▶ EXERCISE: Copy each line below that contains "drowsiness".

[Items listed in a dataset]
::::::::

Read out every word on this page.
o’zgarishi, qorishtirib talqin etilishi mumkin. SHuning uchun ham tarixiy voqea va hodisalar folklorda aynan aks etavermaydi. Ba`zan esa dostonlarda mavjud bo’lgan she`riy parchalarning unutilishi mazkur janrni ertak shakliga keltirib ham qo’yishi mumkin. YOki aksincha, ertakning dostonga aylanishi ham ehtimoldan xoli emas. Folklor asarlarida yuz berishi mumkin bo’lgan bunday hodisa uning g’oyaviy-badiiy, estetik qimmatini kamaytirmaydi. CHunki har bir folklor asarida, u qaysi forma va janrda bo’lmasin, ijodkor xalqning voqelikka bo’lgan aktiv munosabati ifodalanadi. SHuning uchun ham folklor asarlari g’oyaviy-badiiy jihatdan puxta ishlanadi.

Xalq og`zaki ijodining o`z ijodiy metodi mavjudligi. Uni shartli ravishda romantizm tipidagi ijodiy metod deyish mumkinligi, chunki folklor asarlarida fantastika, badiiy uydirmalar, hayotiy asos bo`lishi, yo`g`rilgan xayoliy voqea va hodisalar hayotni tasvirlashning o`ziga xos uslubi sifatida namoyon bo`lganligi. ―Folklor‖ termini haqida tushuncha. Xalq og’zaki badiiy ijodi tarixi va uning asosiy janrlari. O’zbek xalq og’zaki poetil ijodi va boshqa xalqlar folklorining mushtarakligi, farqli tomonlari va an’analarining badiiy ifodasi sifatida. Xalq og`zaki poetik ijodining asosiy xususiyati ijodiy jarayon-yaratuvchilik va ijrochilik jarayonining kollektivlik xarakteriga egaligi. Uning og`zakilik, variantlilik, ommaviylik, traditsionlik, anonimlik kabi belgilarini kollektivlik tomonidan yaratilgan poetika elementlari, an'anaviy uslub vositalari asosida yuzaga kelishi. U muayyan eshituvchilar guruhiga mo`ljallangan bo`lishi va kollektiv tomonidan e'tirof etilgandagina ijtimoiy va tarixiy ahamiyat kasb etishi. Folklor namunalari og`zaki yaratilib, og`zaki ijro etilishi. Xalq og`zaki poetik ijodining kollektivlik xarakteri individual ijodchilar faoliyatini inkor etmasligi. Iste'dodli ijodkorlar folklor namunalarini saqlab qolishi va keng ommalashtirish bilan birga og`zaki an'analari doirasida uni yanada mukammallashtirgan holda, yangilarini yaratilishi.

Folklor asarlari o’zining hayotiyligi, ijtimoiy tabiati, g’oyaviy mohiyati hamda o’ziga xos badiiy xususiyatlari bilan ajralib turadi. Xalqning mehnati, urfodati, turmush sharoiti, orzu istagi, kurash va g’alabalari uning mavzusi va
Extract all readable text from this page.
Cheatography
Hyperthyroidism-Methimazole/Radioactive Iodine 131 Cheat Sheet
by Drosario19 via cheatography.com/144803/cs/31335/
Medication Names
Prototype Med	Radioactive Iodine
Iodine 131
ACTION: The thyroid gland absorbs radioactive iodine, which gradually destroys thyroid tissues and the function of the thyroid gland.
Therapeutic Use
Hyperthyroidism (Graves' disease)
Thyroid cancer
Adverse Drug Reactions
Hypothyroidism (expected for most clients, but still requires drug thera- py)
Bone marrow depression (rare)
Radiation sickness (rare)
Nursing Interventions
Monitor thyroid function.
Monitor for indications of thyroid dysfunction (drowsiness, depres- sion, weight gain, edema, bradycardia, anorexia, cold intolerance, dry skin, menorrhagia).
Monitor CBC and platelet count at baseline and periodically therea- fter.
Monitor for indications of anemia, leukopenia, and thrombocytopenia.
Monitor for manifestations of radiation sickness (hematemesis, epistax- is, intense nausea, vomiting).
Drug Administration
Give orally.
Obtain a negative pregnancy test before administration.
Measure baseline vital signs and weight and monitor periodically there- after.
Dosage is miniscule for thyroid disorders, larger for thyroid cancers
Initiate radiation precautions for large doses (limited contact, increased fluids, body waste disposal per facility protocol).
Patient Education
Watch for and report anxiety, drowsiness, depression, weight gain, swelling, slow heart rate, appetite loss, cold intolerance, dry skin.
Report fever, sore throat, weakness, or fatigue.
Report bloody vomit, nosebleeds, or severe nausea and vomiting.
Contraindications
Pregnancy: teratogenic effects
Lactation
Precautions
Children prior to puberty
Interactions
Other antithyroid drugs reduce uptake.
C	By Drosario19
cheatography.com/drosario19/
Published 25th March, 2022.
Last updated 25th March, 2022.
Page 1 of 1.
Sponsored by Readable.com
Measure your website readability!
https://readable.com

::::::::

▶ RIGHT ANSWER:
Monitor for indications of thyroid dysfunction (drowsiness, depres- sion, weight gain, edema, bradycardia, anorexia, cold intolerance, dry skin, menorrhagia).
Watch for and report anxiety, drowsiness, depression, weight gain, swelling, slow heart rate, appetite loss, cold intolerance, dry skin.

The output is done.